Directive: Your copy of the material must match it exactly, except that pictures are dropped.

(Saved entries)
━━━━━━━━━━
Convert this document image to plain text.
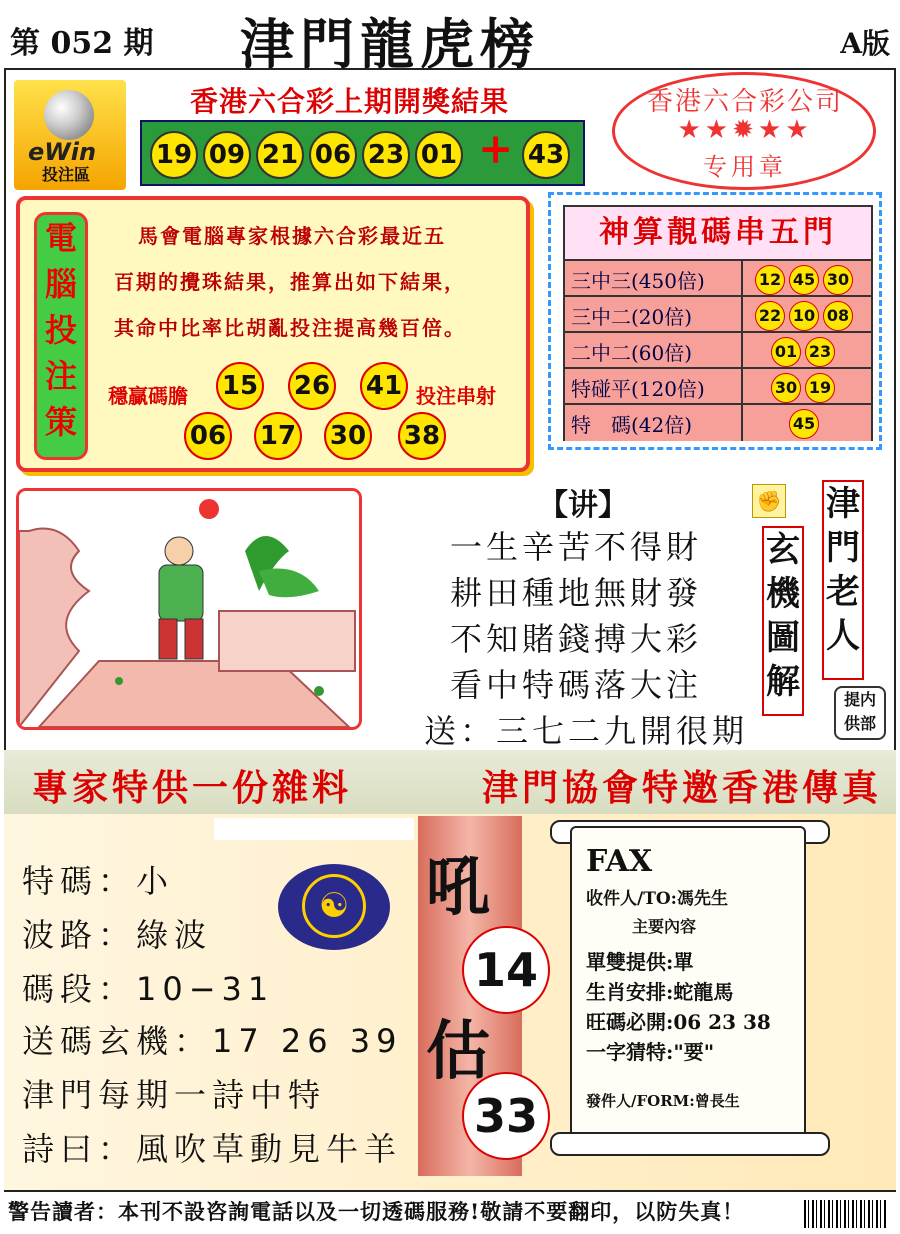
第 052 期 津門龍虎榜	A版
eWin
投注區
香港六合彩上期開獎結果
19 09 21 06 23 01 + 43
香港六合彩公司
★★✹★★
专用章
電
腦
投
注
策
馬會電腦專家根據六合彩最近五
百期的攪珠結果，推算出如下結果，
其命中比率比胡亂投注提高幾百倍。
穩贏碼膽 15 26 41 投注串射
06 17 30 38
神算靚碼串五門
三中三(450倍)	12 45 30
三中二(20倍)	22 10 08
二中二(60倍)	01 23
特碰平(120倍)	30 19
特　碼(42倍)	45
【讲】
一生辛苦不得財
耕田種地無財發
不知賭錢搏大彩
看中特碼落大注
送：三七二九開很期
✊
玄
機
圖
解
津
門
老
人
提内
供部
專家特供一份雜料	津門協會特邀香港傳真
特碼：小
波路：綠波
碼段：10−31
送碼玄機：17 26 39
津門每期一詩中特
詩曰：風吹草動見牛羊
☯ 吼
14
估
33
FAX
收件人/TO:馮先生
主要內容
單雙提供:單
生肖安排:蛇龍馬
旺碼必開:06 23 38
一字猜特:"要"
發件人/FORM:曾長生
警告讀者：本刊不設咨詢電話以及一切透碼服務!敬請不要翻印，以防失真！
━━━━━━━━━━
Complete output:
Convert this document image to plain text.
第 052 期 津門龍虎榜	A版
eWin
投注區
香港六合彩上期開獎結果
19 09 21 06 23 01 + 43
香港六合彩公司
★★✹★★
专用章
電
腦
投
注
策
馬會電腦專家根據六合彩最近五
百期的攪珠結果，推算出如下結果，
其命中比率比胡亂投注提高幾百倍。
穩贏碼膽 15 26 41 投注串射
06 17 30 38
神算靚碼串五門
三中三(450倍)	12 45 30
三中二(20倍)	22 10 08
二中二(60倍)	01 23
特碰平(120倍)	30 19
特　碼(42倍)	45
【讲】
一生辛苦不得財
耕田種地無財發
不知賭錢搏大彩
看中特碼落大注
送：三七二九開很期
✊
玄
機
圖
解
津
門
老
人
提内
供部
專家特供一份雜料	津門協會特邀香港傳真
特碼：小
波路：綠波
碼段：10−31
送碼玄機：17 26 39
津門每期一詩中特
詩曰：風吹草動見牛羊
☯ 吼
14
估
33
FAX
收件人/TO:馮先生
主要內容
單雙提供:單
生肖安排:蛇龍馬
旺碼必開:06 23 38
一字猜特:"要"
發件人/FORM:曾長生
警告讀者：本刊不設咨詢電話以及一切透碼服務!敬請不要翻印，以防失真！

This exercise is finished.